| Your task |
Report every line in the listing below where the string "COLEGIO" shows up.

Dataset items

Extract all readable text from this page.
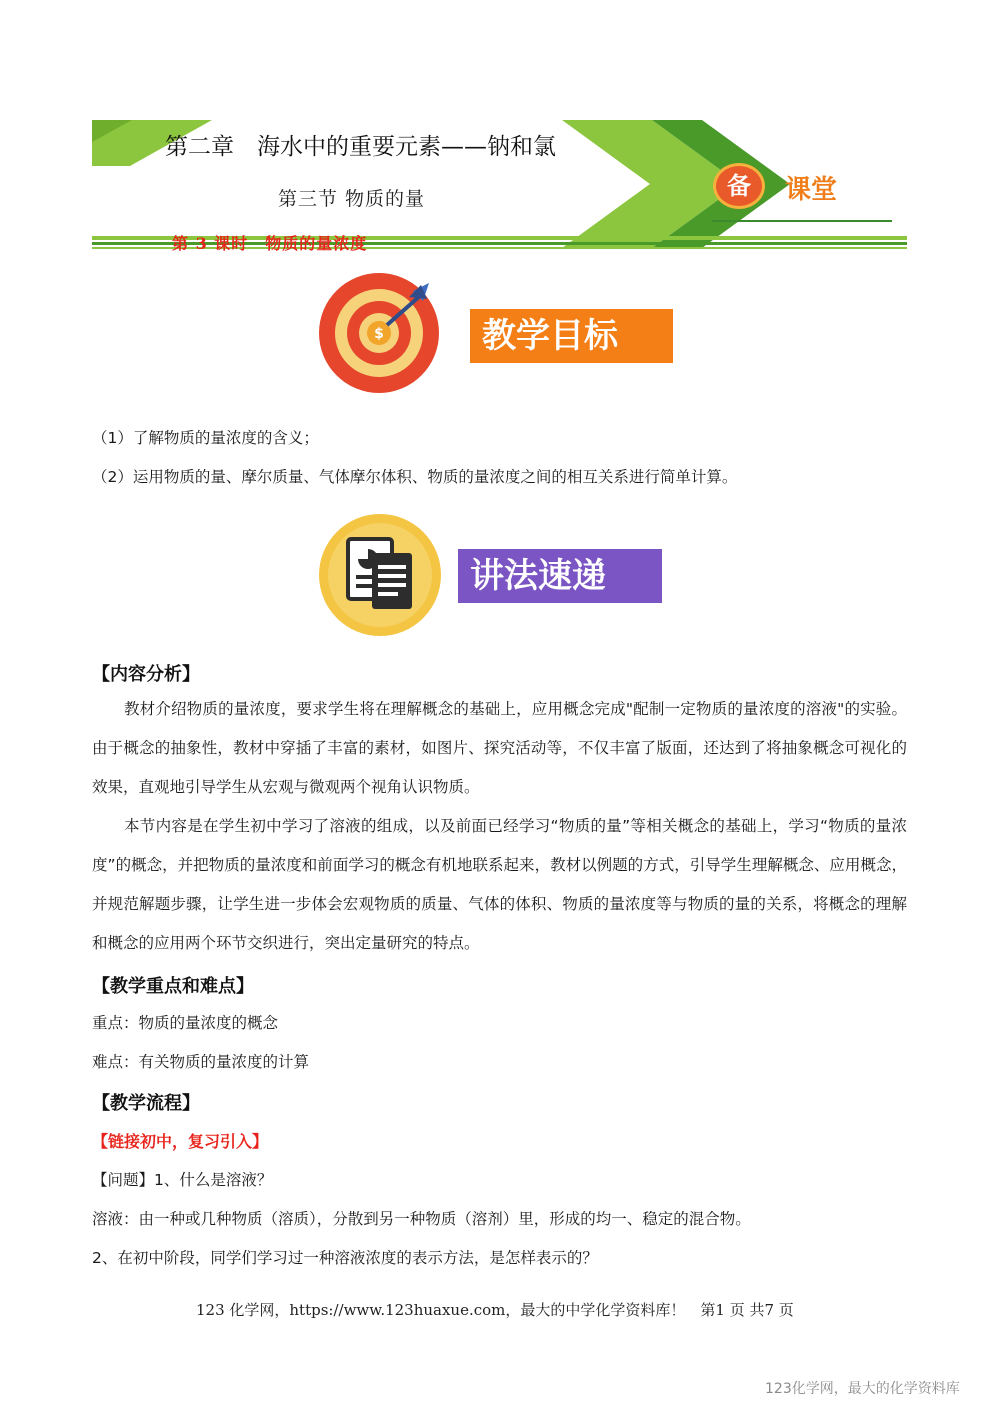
第二章　海水中的重要元素——钠和氯
第三节 物质的量
第 3 课时　物质的量浓度
备	课堂
$	教学目标
（1）了解物质的量浓度的含义；
（2）运用物质的量、摩尔质量、气体摩尔体积、物质的量浓度之间的相互关系进行简单计算。
讲法速递
【内容分析】

教材介绍物质的量浓度，要求学生将在理解概念的基础上，应用概念完成"配制一定物质的量浓度的溶液"的实验。由于概念的抽象性，教材中穿插了丰富的素材，如图片、探究活动等，不仅丰富了版面，还达到了将抽象概念可视化的效果，直观地引导学生从宏观与微观两个视角认识物质。

本节内容是在学生初中学习了溶液的组成，以及前面已经学习“物质的量”等相关概念的基础上，学习“物质的量浓度”的概念，并把物质的量浓度和前面学习的概念有机地联系起来，教材以例题的方式，引导学生理解概念、应用概念，并规范解题步骤，让学生进一步体会宏观物质的质量、气体的体积、物质的量浓度等与物质的量的关系，将概念的理解和概念的应用两个环节交织进行，突出定量研究的特点。

【教学重点和难点】
重点：物质的量浓度的概念
难点：有关物质的量浓度的计算
【教学流程】
【链接初中，复习引入】
【问题】1、什么是溶液？
溶液：由一种或几种物质（溶质），分散到另一种物质（溶剂）里，形成的均一、稳定的混合物。
2、在初中阶段，同学们学习过一种溶液浓度的表示方法，是怎样表示的？
123 化学网，https://www.123huaxue.com，最大的中学化学资料库！　第1 页 共7 页
123化学网，最大的化学资料库
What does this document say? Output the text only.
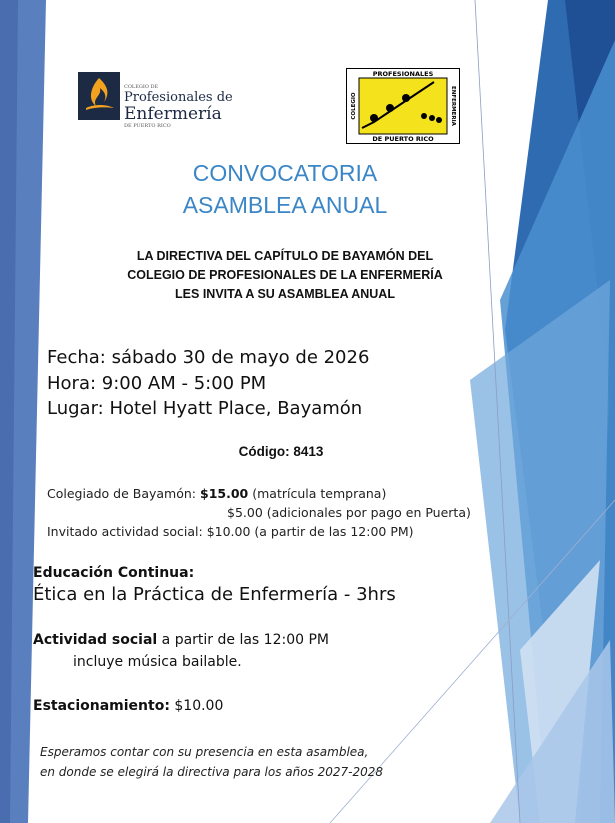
COLEGIO DE
Profesionales de
Enfermería
DE PUERTO RICO
PROFESIONALES
DE PUERTO RICO
COLEGIO	ENFERMERIA
CONVOCATORIA
ASAMBLEA ANUAL
LA DIRECTIVA DEL CAPÍTULO DE BAYAMÓN DEL
COLEGIO DE PROFESIONALES DE LA ENFERMERÍA
LES INVITA A SU ASAMBLEA ANUAL
Fecha: sábado 30 de mayo de 2026
Hora: 9:00 AM - 5:00 PM
Lugar: Hotel Hyatt Place, Bayamón
Código: 8413
Colegiado de Bayamón: $15.00 (matrícula temprana)
$5.00 (adicionales por pago en Puerta)
Invitado actividad social: $10.00 (a partir de las 12:00 PM)
Educación Continua:
Ética en la Práctica de Enfermería - 3hrs
Actividad social a partir de las 12:00 PM
incluye música bailable.
Estacionamiento: $10.00
Esperamos contar con su presencia en esta asamblea,
en donde se elegirá la directiva para los años 2027-2028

| Exercise answer |
COLEGIO DE
COLEGIO	ENFERMERIA
COLEGIO DE PROFESIONALES DE LA ENFERMERÍA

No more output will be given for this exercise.